• Dataset records
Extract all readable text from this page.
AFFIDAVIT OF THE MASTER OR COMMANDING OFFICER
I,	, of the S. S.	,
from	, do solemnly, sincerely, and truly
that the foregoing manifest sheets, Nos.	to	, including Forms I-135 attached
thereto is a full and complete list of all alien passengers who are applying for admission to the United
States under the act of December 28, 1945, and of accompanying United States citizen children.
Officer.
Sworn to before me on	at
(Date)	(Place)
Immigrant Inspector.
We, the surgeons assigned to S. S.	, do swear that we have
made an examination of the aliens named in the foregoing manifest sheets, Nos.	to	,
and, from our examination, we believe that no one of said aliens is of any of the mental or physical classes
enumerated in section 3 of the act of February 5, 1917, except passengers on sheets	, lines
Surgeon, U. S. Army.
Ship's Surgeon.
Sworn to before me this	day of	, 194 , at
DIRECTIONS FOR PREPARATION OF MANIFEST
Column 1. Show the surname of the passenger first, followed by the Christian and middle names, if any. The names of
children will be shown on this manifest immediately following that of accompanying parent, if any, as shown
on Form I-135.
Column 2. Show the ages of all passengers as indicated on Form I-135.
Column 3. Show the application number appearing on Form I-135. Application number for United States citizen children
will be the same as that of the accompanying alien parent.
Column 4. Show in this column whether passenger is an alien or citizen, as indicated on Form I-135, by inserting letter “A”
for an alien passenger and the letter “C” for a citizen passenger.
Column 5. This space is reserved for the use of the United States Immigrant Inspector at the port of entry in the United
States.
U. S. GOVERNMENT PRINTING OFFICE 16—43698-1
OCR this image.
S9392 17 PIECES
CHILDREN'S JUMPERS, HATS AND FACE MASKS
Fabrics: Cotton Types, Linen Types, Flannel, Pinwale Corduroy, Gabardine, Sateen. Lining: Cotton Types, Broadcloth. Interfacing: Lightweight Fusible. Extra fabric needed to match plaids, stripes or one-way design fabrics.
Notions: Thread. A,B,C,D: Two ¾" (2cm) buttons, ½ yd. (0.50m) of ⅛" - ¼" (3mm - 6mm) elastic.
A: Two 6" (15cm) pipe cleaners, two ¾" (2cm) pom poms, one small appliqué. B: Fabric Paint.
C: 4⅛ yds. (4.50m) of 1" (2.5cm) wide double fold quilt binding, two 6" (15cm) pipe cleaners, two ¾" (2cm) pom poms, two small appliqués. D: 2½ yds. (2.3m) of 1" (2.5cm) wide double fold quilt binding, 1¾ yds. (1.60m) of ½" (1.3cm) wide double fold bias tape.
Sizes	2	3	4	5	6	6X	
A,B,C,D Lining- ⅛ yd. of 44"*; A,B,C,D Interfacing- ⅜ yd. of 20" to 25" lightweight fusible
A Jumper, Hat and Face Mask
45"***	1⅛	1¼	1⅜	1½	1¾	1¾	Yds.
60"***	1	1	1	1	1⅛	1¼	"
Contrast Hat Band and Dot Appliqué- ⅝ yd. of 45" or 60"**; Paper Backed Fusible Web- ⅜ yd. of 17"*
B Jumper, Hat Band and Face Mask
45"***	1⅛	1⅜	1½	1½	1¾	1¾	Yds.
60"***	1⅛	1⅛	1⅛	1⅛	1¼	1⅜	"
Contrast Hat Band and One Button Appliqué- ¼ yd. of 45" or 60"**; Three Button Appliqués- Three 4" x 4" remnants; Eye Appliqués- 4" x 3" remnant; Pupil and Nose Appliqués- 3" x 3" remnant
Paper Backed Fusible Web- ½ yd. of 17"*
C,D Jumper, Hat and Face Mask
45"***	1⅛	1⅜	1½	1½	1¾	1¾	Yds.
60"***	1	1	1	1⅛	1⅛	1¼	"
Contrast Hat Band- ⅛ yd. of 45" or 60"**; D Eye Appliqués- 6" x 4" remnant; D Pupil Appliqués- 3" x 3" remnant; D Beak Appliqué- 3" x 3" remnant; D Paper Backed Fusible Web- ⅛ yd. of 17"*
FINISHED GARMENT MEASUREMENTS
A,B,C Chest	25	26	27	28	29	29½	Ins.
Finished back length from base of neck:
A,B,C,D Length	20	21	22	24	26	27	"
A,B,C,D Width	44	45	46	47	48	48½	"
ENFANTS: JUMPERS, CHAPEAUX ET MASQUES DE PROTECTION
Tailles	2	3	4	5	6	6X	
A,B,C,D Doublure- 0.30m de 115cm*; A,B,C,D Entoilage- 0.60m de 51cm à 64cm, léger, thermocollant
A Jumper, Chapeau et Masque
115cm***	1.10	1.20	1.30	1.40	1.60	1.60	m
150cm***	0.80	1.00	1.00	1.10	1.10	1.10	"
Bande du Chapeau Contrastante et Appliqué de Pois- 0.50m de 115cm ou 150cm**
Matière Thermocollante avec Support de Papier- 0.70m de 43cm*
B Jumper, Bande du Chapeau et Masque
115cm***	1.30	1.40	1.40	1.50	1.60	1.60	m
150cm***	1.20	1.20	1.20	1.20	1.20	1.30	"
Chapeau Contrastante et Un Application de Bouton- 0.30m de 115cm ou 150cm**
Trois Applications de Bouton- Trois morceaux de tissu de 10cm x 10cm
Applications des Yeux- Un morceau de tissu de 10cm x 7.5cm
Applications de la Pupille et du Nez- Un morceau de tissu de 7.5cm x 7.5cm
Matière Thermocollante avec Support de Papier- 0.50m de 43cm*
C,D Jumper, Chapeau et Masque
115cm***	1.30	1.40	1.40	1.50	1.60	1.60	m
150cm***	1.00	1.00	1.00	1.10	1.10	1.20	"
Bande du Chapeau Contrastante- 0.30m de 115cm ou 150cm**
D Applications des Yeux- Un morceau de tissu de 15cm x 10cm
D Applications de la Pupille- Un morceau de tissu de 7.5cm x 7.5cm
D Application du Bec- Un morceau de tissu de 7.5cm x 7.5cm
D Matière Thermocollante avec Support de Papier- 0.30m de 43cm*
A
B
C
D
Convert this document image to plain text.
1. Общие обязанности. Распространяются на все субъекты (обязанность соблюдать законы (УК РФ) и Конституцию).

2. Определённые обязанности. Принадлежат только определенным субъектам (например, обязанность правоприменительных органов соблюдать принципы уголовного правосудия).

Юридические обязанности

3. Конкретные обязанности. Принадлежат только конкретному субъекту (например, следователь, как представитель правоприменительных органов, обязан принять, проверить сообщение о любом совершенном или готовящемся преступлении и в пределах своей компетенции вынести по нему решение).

• What to work on
Find every line that holds "Backed" and copy it.

• Completed exercise
Contrast Hat Band and Dot Appliqué- ⅝ yd. of 45" or 60"**; Paper Backed Fusible Web- ⅜ yd. of 17"*
Paper Backed Fusible Web- ½ yd. of 17"*
Contrast Hat Band- ⅛ yd. of 45" or 60"**; D Eye Appliqués- 6" x 4" remnant; D Pupil Appliqués- 3" x 3" remnant; D Beak Appliqué- 3" x 3" remnant; D Paper Backed Fusible Web- ⅛ yd. of 17"*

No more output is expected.